Task inputs:
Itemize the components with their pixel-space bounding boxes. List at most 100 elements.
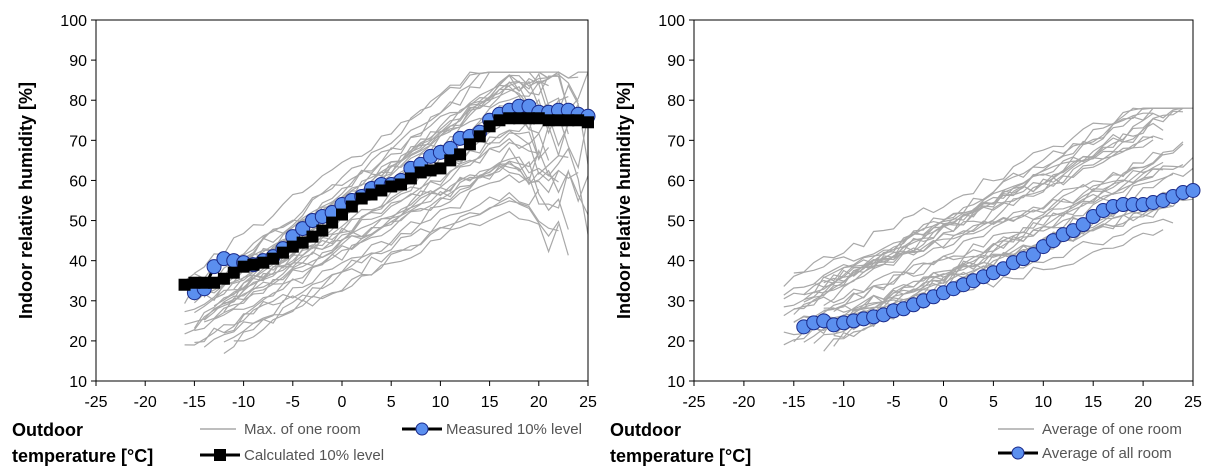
x-tick-label: -20 <box>732 394 755 411</box>
data-point-square <box>198 276 211 289</box>
x-tick-label: 20 <box>530 394 548 411</box>
data-point-square <box>385 180 398 193</box>
y-tick-label: 100 <box>658 13 685 30</box>
data-point-circle <box>1025 247 1041 263</box>
room-line <box>793 191 1174 315</box>
y-tick-label: 30 <box>667 294 685 311</box>
left-axis-ticks: 10 20 30 40 50 60 70 80 90 100 -25 -20 -15 -10 -5 0 5 10 1… <box>60 13 597 411</box>
left-x-axis-label-line2: temperature [°C] <box>12 446 153 466</box>
left-x-axis-label-line1: Outdoor <box>12 420 83 440</box>
data-point-square <box>404 172 417 185</box>
data-point-square <box>247 258 260 271</box>
data-point-square <box>188 276 201 289</box>
legend-label: Calculated 10% level <box>244 447 384 464</box>
data-point-square <box>257 256 270 269</box>
room-line <box>793 107 1173 274</box>
y-tick-label: 30 <box>69 294 87 311</box>
room-line <box>194 168 589 344</box>
y-tick-label: 90 <box>69 53 87 70</box>
data-point-square <box>582 116 594 129</box>
right-legend: Average of one room Average of all room <box>998 421 1182 462</box>
data-point-square <box>345 200 358 213</box>
data-point-square <box>414 166 427 179</box>
legend-swatch-circle <box>415 422 429 436</box>
x-tick-label: -25 <box>84 394 107 411</box>
data-point-square <box>562 114 575 127</box>
data-point-square <box>503 112 516 125</box>
room-line <box>793 143 1184 323</box>
x-tick-label: -10 <box>832 394 855 411</box>
data-point-square <box>463 138 476 151</box>
room-line <box>223 210 560 343</box>
room-line <box>194 163 589 332</box>
data-point-square <box>454 148 467 161</box>
x-tick-label: 10 <box>1034 394 1052 411</box>
data-point-square <box>306 230 319 243</box>
data-point-square <box>355 192 368 205</box>
room-line <box>213 141 539 307</box>
room-line <box>783 176 1154 296</box>
data-point-square <box>227 266 240 279</box>
data-point-square <box>493 114 506 127</box>
y-tick-label: 60 <box>69 173 87 190</box>
room-line <box>823 202 1174 313</box>
x-tick-label: 0 <box>939 394 948 411</box>
room-line <box>783 139 1154 287</box>
data-point-square <box>375 184 388 197</box>
room-line <box>803 157 1194 343</box>
x-tick-label: 25 <box>1184 394 1202 411</box>
data-point-square <box>434 162 447 175</box>
right-y-axis-label: Indoor relative humidity [%] <box>614 82 634 319</box>
room-line <box>223 129 550 313</box>
x-tick-label: -20 <box>134 394 157 411</box>
data-point-square <box>522 112 535 125</box>
data-point-circle <box>1075 217 1091 233</box>
data-point-square <box>395 178 408 191</box>
x-tick-label: 10 <box>432 394 450 411</box>
x-tick-label: -10 <box>232 394 255 411</box>
data-point-square <box>296 236 309 249</box>
legend-label: Average of one room <box>1042 421 1182 438</box>
data-point-square <box>552 114 565 127</box>
data-point-circle <box>206 259 222 275</box>
data-point-circle <box>1185 182 1201 198</box>
y-tick-label: 70 <box>667 133 685 150</box>
y-tick-label: 10 <box>667 374 685 391</box>
room-line <box>233 196 569 342</box>
legend-label: Average of all room <box>1042 445 1172 462</box>
y-tick-label: 80 <box>667 93 685 110</box>
y-tick-label: 70 <box>69 133 87 150</box>
right-axis-ticks: 10 20 30 40 50 60 70 80 90 100 -25 -20 -15 -10 -5 0 5 10 1… <box>658 13 1202 411</box>
right-x-axis-label-line1: Outdoor <box>610 420 681 440</box>
room-line <box>223 148 559 354</box>
x-tick-label: 15 <box>1084 394 1102 411</box>
left-series-group <box>178 98 596 301</box>
y-tick-label: 20 <box>69 334 87 351</box>
data-point-square <box>326 216 339 229</box>
y-tick-label: 10 <box>69 374 87 391</box>
y-tick-label: 50 <box>69 214 87 231</box>
left-panel: 10 20 30 40 50 60 70 80 90 100 -25 -20 -15 -10 -5 0 5 10 1… <box>12 13 597 466</box>
x-tick-label: -25 <box>682 394 705 411</box>
data-point-square <box>365 188 378 201</box>
legend-label: Measured 10% level <box>446 421 582 438</box>
room-line <box>193 75 579 329</box>
x-tick-label: -15 <box>782 394 805 411</box>
data-point-circle <box>295 221 311 237</box>
right-series-group <box>796 182 1201 335</box>
data-point-square <box>316 224 329 237</box>
room-line <box>223 160 569 301</box>
data-point-square <box>572 114 585 127</box>
right-x-axis-label-line2: temperature [°C] <box>610 446 751 466</box>
y-tick-label: 40 <box>69 254 87 271</box>
data-point-square <box>178 278 191 291</box>
x-tick-label: 20 <box>1134 394 1152 411</box>
room-line <box>793 107 1193 310</box>
legend-label: Max. of one room <box>244 421 361 438</box>
data-point-square <box>276 246 289 259</box>
room-line <box>783 107 1184 308</box>
y-tick-label: 60 <box>667 173 685 190</box>
y-tick-label: 90 <box>667 53 685 70</box>
room-line <box>823 168 1164 284</box>
legend-swatch-square <box>214 449 226 461</box>
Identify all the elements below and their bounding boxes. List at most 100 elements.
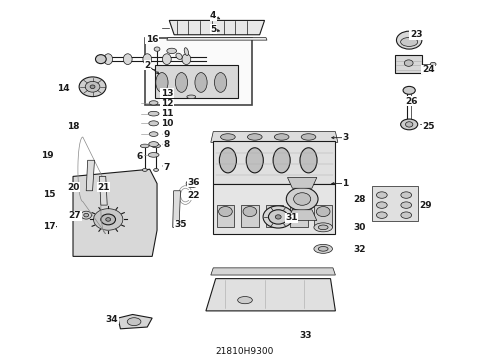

Work required: Copy out all of the records above, character for character, leaving out the pictures.

The completed task:
Itemize the components with their pixel-space bounding boxes. List at most 100 elements.
x-tick-label: -20 <box>732 394 755 411</box>
data-point-square <box>198 276 211 289</box>
x-tick-label: 20 <box>530 394 548 411</box>
data-point-square <box>385 180 398 193</box>
y-tick-label: 100 <box>658 13 685 30</box>
data-point-circle <box>1025 247 1041 263</box>
room-line <box>793 191 1174 315</box>
y-tick-label: 30 <box>667 294 685 311</box>
left-axis-ticks: 10 20 30 40 50 60 70 80 90 100 -25 -20 -15 -10 -5 0 5 10 1… <box>60 13 597 411</box>
left-x-axis-label-line2: temperature [°C] <box>12 446 153 466</box>
left-x-axis-label-line1: Outdoor <box>12 420 83 440</box>
data-point-square <box>404 172 417 185</box>
data-point-square <box>247 258 260 271</box>
data-point-square <box>188 276 201 289</box>
legend-label: Calculated 10% level <box>244 447 384 464</box>
data-point-square <box>257 256 270 269</box>
room-line <box>793 107 1173 274</box>
y-tick-label: 30 <box>69 294 87 311</box>
room-line <box>194 168 589 344</box>
y-tick-label: 90 <box>69 53 87 70</box>
data-point-square <box>582 116 594 129</box>
right-legend: Average of one room Average of all room <box>998 421 1182 462</box>
data-point-square <box>345 200 358 213</box>
data-point-square <box>414 166 427 179</box>
legend-swatch-circle <box>415 422 429 436</box>
x-tick-label: -25 <box>84 394 107 411</box>
data-point-square <box>562 114 575 127</box>
data-point-square <box>503 112 516 125</box>
room-line <box>793 143 1184 323</box>
x-tick-label: -10 <box>832 394 855 411</box>
data-point-square <box>463 138 476 151</box>
room-line <box>223 210 560 343</box>
room-line <box>194 163 589 332</box>
data-point-square <box>454 148 467 161</box>
x-tick-label: 10 <box>1034 394 1052 411</box>
data-point-square <box>306 230 319 243</box>
data-point-square <box>355 192 368 205</box>
room-line <box>213 141 539 307</box>
room-line <box>783 176 1154 296</box>
data-point-square <box>227 266 240 279</box>
data-point-square <box>493 114 506 127</box>
y-tick-label: 60 <box>69 173 87 190</box>
room-line <box>823 202 1174 313</box>
x-tick-label: 0 <box>939 394 948 411</box>
room-line <box>783 139 1154 287</box>
data-point-square <box>375 184 388 197</box>
room-line <box>803 157 1194 343</box>
x-tick-label: 25 <box>1184 394 1202 411</box>
data-point-square <box>434 162 447 175</box>
right-y-axis-label: Indoor relative humidity [%] <box>614 82 634 319</box>
room-line <box>223 129 550 313</box>
x-tick-label: -20 <box>134 394 157 411</box>
data-point-square <box>522 112 535 125</box>
data-point-circle <box>1075 217 1091 233</box>
data-point-square <box>395 178 408 191</box>
x-tick-label: 10 <box>432 394 450 411</box>
x-tick-label: -10 <box>232 394 255 411</box>
data-point-square <box>296 236 309 249</box>
legend-label: Average of one room <box>1042 421 1182 438</box>
data-point-square <box>552 114 565 127</box>
data-point-circle <box>206 259 222 275</box>
data-point-circle <box>1185 182 1201 198</box>
y-tick-label: 70 <box>667 133 685 150</box>
y-tick-label: 10 <box>667 374 685 391</box>
room-line <box>233 196 569 342</box>
legend-label: Average of all room <box>1042 445 1172 462</box>
y-tick-label: 80 <box>667 93 685 110</box>
y-tick-label: 70 <box>69 133 87 150</box>
right-axis-ticks: 10 20 30 40 50 60 70 80 90 100 -25 -20 -15 -10 -5 0 5 10 1… <box>658 13 1202 411</box>
right-x-axis-label-line1: Outdoor <box>610 420 681 440</box>
room-line <box>223 148 559 354</box>
x-tick-label: 15 <box>1084 394 1102 411</box>
left-series-group <box>178 98 596 301</box>
y-tick-label: 20 <box>69 334 87 351</box>
data-point-square <box>326 216 339 229</box>
y-tick-label: 10 <box>69 374 87 391</box>
y-tick-label: 50 <box>69 214 87 231</box>
left-panel: 10 20 30 40 50 60 70 80 90 100 -25 -20 -15 -10 -5 0 5 10 1… <box>12 13 597 466</box>
x-tick-label: -25 <box>682 394 705 411</box>
data-point-square <box>365 188 378 201</box>
legend-label: Measured 10% level <box>446 421 582 438</box>
room-line <box>193 75 579 329</box>
x-tick-label: -15 <box>782 394 805 411</box>
data-point-circle <box>295 221 311 237</box>
right-series-group <box>796 182 1201 335</box>
data-point-square <box>316 224 329 237</box>
room-line <box>223 160 569 301</box>
data-point-square <box>572 114 585 127</box>
right-x-axis-label-line2: temperature [°C] <box>610 446 751 466</box>
y-tick-label: 40 <box>69 254 87 271</box>
data-point-square <box>178 278 191 291</box>
x-tick-label: 20 <box>1134 394 1152 411</box>
room-line <box>793 107 1193 310</box>
legend-label: Max. of one room <box>244 421 361 438</box>
data-point-square <box>276 246 289 259</box>
room-line <box>783 107 1184 308</box>
y-tick-label: 60 <box>667 173 685 190</box>
y-tick-label: 90 <box>667 53 685 70</box>
room-line <box>823 168 1164 284</box>
legend-swatch-square <box>214 449 226 461</box>
Identify all the elements below and their bounding boxes. List at most 100 elements.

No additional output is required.